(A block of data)
══════
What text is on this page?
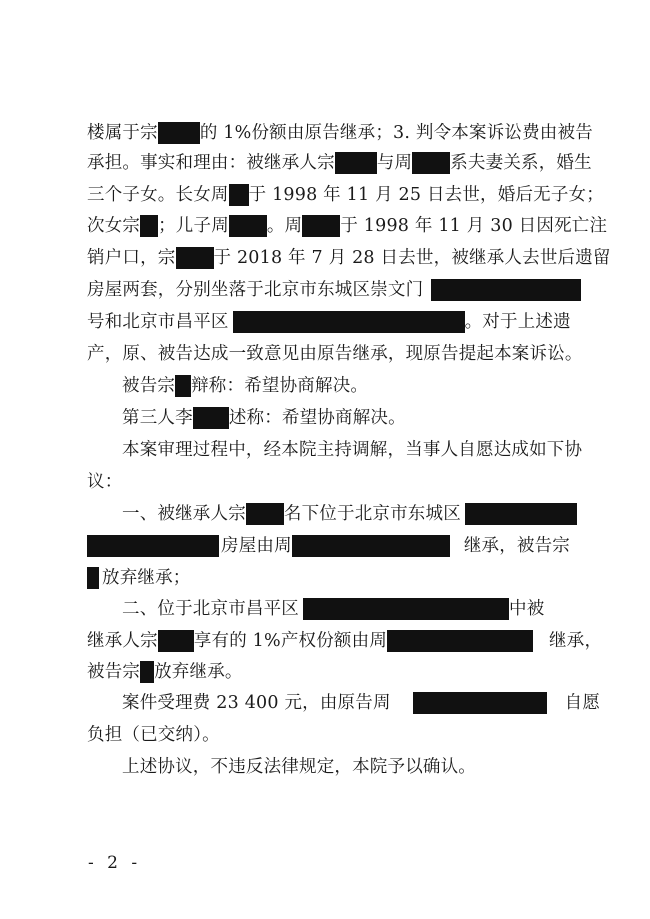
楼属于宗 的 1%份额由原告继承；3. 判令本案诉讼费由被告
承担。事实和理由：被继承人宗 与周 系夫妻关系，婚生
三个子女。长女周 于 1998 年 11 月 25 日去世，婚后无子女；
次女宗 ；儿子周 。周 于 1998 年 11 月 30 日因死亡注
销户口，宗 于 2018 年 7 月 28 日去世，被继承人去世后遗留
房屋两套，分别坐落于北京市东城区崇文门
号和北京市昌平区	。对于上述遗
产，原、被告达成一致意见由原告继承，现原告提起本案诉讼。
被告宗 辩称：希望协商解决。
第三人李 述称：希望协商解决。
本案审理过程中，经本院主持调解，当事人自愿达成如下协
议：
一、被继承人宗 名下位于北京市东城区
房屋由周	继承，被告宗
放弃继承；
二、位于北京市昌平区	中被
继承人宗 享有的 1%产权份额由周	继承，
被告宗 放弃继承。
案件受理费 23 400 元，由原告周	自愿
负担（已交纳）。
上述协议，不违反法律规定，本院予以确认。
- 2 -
══════
• **EXERCISE DETAILS**: Reproduce each line exactly, please, except for any pictures.

• **THE REPLY**:
What text is on this page?
楼属于宗 的 1%份额由原告继承；3. 判令本案诉讼费由被告
承担。事实和理由：被继承人宗 与周 系夫妻关系，婚生
三个子女。长女周 于 1998 年 11 月 25 日去世，婚后无子女；
次女宗 ；儿子周 。周 于 1998 年 11 月 30 日因死亡注
销户口，宗 于 2018 年 7 月 28 日去世，被继承人去世后遗留
房屋两套，分别坐落于北京市东城区崇文门
号和北京市昌平区	。对于上述遗
产，原、被告达成一致意见由原告继承，现原告提起本案诉讼。
被告宗 辩称：希望协商解决。
第三人李 述称：希望协商解决。
本案审理过程中，经本院主持调解，当事人自愿达成如下协
议：
一、被继承人宗 名下位于北京市东城区
房屋由周	继承，被告宗
放弃继承；
二、位于北京市昌平区	中被
继承人宗 享有的 1%产权份额由周	继承，
被告宗 放弃继承。
案件受理费 23 400 元，由原告周	自愿
负担（已交纳）。
上述协议，不违反法律规定，本院予以确认。
- 2 -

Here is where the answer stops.